* BEGIN *
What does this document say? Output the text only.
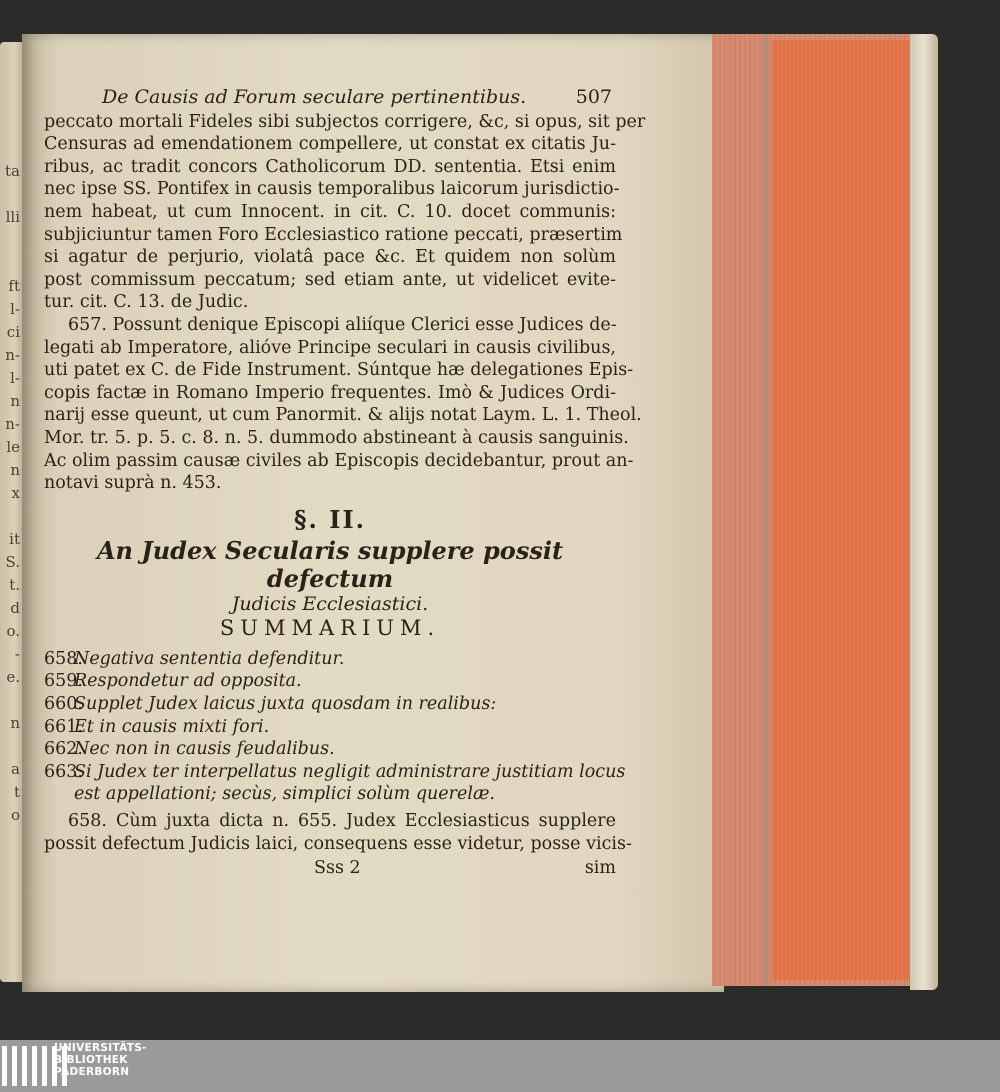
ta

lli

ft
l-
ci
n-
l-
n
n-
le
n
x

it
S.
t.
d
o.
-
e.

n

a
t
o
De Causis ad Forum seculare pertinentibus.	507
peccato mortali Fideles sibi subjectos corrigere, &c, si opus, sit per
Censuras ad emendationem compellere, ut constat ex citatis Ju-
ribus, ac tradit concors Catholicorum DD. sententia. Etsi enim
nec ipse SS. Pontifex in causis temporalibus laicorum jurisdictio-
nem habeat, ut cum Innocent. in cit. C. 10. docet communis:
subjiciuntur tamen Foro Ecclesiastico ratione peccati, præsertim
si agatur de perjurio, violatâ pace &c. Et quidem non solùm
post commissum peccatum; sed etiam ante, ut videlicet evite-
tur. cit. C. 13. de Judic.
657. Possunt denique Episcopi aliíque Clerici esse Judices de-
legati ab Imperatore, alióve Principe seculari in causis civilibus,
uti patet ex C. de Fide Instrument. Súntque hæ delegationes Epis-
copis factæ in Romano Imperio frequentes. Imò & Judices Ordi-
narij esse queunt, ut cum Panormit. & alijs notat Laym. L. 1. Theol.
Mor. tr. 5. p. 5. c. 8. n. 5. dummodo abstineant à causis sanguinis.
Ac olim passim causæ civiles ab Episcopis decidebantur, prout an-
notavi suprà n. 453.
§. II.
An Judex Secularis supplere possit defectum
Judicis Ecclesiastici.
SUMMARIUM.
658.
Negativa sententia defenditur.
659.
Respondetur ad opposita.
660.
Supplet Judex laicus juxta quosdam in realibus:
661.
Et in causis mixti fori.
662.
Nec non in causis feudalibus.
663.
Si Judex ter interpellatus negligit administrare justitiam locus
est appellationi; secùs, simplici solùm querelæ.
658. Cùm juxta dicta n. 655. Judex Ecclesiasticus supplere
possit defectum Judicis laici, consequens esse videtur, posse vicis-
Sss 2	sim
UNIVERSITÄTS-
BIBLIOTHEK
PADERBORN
* END *
WHAT IS BEING ASKED: Return every line of the records exactly as given, pictures excluded.

RESPONSE TO THE EXERCISE:
What does this document say? Output the text only.
ta

lli

ft
l-
ci
n-
l-
n
n-
le
n
x

it
S.
t.
d
o.
-
e.

n

a
t
o
De Causis ad Forum seculare pertinentibus.	507
peccato mortali Fideles sibi subjectos corrigere, &c, si opus, sit per
Censuras ad emendationem compellere, ut constat ex citatis Ju-
ribus, ac tradit concors Catholicorum DD. sententia. Etsi enim
nec ipse SS. Pontifex in causis temporalibus laicorum jurisdictio-
nem habeat, ut cum Innocent. in cit. C. 10. docet communis:
subjiciuntur tamen Foro Ecclesiastico ratione peccati, præsertim
si agatur de perjurio, violatâ pace &c. Et quidem non solùm
post commissum peccatum; sed etiam ante, ut videlicet evite-
tur. cit. C. 13. de Judic.
657. Possunt denique Episcopi aliíque Clerici esse Judices de-
legati ab Imperatore, alióve Principe seculari in causis civilibus,
uti patet ex C. de Fide Instrument. Súntque hæ delegationes Epis-
copis factæ in Romano Imperio frequentes. Imò & Judices Ordi-
narij esse queunt, ut cum Panormit. & alijs notat Laym. L. 1. Theol.
Mor. tr. 5. p. 5. c. 8. n. 5. dummodo abstineant à causis sanguinis.
Ac olim passim causæ civiles ab Episcopis decidebantur, prout an-
notavi suprà n. 453.
§. II.
An Judex Secularis supplere possit defectum
Judicis Ecclesiastici.
SUMMARIUM.
658.
Negativa sententia defenditur.
659.
Respondetur ad opposita.
660.
Supplet Judex laicus juxta quosdam in realibus:
661.
Et in causis mixti fori.
662.
Nec non in causis feudalibus.
663.
Si Judex ter interpellatus negligit administrare justitiam locus
est appellationi; secùs, simplici solùm querelæ.
658. Cùm juxta dicta n. 655. Judex Ecclesiasticus supplere
possit defectum Judicis laici, consequens esse videtur, posse vicis-
Sss 2	sim
UNIVERSITÄTS-
BIBLIOTHEK
PADERBORN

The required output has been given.